How many lines in these records hold the string "this"? Reply with the number alone.

——————————

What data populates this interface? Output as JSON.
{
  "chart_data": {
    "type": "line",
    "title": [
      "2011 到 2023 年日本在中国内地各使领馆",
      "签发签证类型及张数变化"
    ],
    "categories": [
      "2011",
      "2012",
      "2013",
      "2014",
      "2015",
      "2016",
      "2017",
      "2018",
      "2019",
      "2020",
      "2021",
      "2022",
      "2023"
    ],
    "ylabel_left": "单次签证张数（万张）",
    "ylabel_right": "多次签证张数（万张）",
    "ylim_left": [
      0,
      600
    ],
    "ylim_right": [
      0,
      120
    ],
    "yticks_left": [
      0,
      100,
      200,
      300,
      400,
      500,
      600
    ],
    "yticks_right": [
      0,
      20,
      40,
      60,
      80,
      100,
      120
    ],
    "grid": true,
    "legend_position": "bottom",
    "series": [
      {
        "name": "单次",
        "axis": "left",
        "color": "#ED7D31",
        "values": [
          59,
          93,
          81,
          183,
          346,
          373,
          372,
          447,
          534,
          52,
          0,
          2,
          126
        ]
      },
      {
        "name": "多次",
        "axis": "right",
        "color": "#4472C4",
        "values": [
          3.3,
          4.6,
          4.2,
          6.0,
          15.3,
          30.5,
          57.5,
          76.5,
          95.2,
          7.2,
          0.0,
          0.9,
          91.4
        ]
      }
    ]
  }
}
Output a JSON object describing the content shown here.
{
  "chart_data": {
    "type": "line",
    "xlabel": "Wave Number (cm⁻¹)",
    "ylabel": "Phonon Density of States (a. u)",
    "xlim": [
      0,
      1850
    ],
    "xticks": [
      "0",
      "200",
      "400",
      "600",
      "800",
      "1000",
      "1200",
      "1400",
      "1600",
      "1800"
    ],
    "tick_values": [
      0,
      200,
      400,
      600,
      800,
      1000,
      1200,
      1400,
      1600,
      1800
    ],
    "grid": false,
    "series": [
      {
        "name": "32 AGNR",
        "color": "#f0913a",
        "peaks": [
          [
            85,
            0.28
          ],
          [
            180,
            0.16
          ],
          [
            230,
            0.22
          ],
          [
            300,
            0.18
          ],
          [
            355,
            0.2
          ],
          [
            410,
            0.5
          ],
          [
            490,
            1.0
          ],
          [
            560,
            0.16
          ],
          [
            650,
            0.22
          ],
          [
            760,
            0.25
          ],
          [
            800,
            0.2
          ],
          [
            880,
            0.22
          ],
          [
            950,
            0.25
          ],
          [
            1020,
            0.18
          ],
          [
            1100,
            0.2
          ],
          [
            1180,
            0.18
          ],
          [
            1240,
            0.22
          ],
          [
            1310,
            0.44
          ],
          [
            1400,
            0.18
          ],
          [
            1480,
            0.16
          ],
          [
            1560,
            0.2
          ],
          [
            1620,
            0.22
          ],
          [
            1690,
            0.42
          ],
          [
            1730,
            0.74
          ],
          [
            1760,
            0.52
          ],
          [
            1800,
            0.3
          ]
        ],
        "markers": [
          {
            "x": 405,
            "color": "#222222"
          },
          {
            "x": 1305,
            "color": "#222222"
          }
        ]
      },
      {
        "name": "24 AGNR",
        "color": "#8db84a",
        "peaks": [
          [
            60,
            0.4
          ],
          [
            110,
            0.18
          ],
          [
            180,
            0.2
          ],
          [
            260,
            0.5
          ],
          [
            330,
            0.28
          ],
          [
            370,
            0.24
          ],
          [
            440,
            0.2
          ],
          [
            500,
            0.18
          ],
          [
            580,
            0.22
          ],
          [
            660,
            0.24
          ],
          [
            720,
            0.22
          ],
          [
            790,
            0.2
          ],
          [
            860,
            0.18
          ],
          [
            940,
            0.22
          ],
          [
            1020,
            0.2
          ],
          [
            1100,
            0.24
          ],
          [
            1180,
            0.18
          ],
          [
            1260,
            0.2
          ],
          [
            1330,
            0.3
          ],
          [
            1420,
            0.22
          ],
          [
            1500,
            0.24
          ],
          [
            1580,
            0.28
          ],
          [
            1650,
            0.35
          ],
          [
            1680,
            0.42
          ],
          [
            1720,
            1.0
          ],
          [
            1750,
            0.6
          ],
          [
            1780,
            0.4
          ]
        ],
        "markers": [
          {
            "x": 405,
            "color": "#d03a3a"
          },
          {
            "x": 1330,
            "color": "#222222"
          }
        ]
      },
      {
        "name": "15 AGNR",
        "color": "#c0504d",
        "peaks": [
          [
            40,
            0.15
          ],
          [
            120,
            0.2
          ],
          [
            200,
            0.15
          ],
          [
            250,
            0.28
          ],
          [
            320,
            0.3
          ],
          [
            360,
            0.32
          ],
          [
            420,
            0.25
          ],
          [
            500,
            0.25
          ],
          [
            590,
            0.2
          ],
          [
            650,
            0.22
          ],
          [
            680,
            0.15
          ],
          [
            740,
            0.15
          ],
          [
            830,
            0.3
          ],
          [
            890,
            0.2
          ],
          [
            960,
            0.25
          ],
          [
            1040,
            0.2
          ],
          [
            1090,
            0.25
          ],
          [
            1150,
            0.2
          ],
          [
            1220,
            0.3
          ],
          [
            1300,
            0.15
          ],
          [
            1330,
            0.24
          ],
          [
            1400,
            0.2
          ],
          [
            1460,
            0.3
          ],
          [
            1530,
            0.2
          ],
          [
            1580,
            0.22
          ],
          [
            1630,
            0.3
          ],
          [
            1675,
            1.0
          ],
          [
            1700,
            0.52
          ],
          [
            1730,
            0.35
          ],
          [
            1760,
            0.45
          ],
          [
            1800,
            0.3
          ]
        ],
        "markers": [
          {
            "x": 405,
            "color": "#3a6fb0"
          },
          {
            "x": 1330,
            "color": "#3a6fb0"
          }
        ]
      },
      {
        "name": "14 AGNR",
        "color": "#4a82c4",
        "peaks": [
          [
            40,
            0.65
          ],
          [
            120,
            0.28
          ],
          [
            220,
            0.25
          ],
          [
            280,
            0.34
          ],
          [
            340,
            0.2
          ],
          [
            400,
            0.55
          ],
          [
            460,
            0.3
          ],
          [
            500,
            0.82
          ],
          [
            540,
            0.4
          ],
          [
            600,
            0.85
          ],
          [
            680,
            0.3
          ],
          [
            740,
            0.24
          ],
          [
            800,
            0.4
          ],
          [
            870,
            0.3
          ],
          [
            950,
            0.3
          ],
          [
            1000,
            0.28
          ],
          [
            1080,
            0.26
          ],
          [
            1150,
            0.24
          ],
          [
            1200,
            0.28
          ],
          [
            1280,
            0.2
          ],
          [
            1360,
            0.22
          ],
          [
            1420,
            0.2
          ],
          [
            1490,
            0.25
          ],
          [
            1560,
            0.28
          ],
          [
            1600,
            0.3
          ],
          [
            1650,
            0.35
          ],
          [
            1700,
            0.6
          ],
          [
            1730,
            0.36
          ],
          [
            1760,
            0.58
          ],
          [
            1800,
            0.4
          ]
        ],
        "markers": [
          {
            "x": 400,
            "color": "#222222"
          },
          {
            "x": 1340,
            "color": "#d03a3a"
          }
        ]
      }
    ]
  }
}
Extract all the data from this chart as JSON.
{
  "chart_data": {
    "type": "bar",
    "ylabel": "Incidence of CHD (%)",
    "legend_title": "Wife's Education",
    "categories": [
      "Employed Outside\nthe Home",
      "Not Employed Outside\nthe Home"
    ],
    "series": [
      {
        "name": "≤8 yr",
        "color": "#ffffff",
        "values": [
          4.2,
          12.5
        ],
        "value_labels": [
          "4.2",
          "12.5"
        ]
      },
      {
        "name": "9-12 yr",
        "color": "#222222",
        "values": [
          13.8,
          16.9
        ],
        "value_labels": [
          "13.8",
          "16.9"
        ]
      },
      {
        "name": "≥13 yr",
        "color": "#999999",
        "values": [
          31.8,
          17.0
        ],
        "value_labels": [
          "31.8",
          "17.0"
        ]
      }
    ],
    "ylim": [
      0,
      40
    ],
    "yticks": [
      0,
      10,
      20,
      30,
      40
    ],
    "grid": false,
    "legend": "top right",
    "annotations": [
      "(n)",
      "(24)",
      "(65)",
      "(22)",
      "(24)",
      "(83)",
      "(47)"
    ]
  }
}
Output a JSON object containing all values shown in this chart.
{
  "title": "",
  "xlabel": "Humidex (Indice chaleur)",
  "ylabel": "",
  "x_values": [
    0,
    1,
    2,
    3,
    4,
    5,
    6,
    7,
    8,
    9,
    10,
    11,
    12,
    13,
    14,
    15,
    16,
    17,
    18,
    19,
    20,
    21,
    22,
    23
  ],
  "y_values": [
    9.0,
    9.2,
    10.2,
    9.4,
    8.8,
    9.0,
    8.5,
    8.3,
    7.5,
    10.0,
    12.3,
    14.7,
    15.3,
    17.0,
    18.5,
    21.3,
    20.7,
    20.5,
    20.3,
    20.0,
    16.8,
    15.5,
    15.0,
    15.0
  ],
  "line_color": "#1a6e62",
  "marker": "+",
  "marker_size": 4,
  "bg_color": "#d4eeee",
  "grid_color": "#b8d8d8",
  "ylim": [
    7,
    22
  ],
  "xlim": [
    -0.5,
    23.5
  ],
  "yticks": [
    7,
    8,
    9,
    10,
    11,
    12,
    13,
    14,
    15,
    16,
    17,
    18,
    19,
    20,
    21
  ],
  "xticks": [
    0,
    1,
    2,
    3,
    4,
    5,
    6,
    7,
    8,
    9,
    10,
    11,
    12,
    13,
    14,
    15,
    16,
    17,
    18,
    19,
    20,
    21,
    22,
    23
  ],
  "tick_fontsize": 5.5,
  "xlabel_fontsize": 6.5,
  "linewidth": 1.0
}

——————————

--- Solution ---
3